:: The input ::

%%

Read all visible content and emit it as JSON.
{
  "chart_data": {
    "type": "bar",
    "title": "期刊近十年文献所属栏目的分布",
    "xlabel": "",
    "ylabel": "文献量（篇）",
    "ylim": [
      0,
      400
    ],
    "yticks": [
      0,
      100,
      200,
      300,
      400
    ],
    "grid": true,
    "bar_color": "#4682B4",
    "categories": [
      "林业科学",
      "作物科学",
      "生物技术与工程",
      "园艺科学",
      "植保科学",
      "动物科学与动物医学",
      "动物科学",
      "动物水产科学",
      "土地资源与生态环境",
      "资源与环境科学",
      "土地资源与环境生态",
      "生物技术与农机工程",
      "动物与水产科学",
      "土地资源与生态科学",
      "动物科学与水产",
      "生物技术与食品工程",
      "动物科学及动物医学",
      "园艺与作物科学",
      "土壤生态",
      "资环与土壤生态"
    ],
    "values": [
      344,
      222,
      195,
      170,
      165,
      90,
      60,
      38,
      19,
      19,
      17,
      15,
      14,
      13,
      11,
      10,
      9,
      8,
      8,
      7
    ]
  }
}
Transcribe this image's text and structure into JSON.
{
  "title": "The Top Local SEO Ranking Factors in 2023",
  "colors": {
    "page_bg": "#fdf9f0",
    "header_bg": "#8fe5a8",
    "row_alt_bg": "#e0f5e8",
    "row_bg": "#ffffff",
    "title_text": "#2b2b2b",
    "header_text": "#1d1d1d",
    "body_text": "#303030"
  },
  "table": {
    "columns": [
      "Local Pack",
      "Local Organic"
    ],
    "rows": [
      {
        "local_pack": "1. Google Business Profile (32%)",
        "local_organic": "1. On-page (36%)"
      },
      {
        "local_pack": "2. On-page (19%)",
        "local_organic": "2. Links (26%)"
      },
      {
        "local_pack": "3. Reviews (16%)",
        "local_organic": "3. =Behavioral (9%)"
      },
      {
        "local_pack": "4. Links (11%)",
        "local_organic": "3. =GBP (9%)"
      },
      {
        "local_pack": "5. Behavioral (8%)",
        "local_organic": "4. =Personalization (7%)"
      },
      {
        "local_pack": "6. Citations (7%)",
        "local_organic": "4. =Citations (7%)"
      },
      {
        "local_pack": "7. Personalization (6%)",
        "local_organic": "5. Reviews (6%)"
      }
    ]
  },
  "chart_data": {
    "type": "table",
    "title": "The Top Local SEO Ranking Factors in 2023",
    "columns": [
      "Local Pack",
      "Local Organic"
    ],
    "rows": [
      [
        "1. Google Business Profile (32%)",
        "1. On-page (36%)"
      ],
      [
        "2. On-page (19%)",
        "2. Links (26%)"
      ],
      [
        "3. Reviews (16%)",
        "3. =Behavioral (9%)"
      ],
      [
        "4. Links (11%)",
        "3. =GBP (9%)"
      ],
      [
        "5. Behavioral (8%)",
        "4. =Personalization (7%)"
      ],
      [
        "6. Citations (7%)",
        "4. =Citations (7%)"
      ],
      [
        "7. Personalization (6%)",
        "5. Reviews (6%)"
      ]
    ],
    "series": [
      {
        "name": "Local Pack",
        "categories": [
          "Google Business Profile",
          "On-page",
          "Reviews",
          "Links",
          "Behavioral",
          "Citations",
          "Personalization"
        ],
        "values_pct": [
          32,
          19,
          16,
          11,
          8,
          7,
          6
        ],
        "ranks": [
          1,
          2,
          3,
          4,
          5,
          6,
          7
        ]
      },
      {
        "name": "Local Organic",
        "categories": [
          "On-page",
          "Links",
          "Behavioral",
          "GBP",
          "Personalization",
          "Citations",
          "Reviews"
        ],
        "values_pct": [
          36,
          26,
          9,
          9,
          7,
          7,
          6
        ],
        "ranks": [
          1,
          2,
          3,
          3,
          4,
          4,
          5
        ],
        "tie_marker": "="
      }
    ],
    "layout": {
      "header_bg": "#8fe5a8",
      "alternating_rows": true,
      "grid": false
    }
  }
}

%%

:: Work to be completed ::
Report all lines of the material that contain the word "Business".

:: Solution for this exercise ::
        "local_pack": "1. Google Business Profile (32%)",
        "1. Google Business Profile (32%)",
          "Google Business Profile",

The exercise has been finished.